## begin Information given
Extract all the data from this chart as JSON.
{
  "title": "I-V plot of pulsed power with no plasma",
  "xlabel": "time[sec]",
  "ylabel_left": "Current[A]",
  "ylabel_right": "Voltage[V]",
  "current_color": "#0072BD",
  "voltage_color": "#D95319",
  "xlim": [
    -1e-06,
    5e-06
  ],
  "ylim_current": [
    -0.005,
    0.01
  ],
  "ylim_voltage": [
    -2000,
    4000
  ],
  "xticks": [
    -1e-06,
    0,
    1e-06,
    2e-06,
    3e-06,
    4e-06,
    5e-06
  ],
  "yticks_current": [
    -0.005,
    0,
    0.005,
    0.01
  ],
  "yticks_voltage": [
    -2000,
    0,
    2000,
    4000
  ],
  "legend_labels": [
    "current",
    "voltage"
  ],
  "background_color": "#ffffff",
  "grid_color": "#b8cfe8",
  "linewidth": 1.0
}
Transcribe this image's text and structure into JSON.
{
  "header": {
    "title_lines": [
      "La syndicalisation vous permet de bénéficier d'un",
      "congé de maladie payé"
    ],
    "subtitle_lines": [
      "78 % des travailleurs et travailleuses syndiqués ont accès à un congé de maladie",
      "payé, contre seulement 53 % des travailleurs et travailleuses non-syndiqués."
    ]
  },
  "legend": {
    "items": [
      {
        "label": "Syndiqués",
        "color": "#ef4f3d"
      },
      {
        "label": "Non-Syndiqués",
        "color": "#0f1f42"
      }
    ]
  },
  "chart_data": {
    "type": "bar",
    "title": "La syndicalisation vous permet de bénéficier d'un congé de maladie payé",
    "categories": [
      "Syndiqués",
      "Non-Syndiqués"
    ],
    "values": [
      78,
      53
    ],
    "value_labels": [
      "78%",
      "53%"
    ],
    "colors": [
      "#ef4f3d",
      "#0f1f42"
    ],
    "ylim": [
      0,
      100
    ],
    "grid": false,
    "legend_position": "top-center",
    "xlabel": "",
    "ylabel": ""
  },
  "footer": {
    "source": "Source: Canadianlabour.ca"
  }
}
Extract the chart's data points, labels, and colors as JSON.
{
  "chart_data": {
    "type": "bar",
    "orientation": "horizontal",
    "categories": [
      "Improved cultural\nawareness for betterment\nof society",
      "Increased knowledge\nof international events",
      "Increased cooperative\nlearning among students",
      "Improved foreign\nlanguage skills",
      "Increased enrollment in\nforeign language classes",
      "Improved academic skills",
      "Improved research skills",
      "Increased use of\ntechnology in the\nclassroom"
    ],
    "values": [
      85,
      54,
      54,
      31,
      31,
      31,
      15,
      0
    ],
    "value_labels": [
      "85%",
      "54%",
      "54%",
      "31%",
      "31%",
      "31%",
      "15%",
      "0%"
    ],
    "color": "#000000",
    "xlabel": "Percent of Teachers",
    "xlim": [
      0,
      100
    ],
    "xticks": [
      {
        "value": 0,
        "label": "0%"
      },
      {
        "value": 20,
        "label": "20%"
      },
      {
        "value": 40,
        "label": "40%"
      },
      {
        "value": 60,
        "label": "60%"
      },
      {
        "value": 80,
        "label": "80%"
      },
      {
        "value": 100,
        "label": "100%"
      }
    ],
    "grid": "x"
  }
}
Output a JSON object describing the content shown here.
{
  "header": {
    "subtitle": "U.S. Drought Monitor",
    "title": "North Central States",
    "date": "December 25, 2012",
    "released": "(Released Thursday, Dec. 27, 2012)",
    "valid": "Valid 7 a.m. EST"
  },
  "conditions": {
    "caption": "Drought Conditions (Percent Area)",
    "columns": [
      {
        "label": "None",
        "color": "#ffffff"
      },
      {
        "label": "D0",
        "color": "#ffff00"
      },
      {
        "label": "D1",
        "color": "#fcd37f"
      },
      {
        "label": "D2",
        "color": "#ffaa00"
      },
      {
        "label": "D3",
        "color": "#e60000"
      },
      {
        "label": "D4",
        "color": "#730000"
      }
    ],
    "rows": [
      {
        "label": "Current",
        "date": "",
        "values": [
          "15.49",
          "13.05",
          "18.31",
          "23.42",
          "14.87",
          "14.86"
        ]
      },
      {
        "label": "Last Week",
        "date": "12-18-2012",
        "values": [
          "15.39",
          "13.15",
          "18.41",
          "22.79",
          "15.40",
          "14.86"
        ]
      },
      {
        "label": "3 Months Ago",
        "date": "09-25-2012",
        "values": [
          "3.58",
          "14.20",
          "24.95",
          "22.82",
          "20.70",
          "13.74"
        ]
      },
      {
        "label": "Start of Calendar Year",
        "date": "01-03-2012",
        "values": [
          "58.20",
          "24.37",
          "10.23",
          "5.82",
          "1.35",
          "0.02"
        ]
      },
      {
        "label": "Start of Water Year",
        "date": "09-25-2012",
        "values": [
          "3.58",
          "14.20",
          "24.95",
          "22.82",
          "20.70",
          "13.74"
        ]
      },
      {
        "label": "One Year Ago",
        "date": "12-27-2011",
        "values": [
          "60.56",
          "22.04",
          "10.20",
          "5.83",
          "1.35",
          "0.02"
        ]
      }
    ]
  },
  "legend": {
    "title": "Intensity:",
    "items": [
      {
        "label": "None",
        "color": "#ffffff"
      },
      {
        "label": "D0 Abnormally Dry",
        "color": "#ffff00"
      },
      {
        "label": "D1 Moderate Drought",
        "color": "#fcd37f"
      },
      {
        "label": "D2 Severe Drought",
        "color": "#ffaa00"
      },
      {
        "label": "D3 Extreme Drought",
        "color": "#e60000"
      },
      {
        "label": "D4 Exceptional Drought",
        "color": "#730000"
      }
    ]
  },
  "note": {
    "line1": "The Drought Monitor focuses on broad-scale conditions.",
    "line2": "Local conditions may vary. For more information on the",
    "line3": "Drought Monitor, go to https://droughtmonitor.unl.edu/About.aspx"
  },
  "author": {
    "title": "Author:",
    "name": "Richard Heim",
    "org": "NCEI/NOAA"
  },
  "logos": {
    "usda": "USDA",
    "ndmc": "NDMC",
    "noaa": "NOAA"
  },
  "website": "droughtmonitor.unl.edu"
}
## end Information given
Required task: Collect, from the material above, every line containing the word "Year".

Exercise solution:
        "label": "Start of Calendar Year",
        "label": "Start of Water Year",
        "label": "One Year Ago",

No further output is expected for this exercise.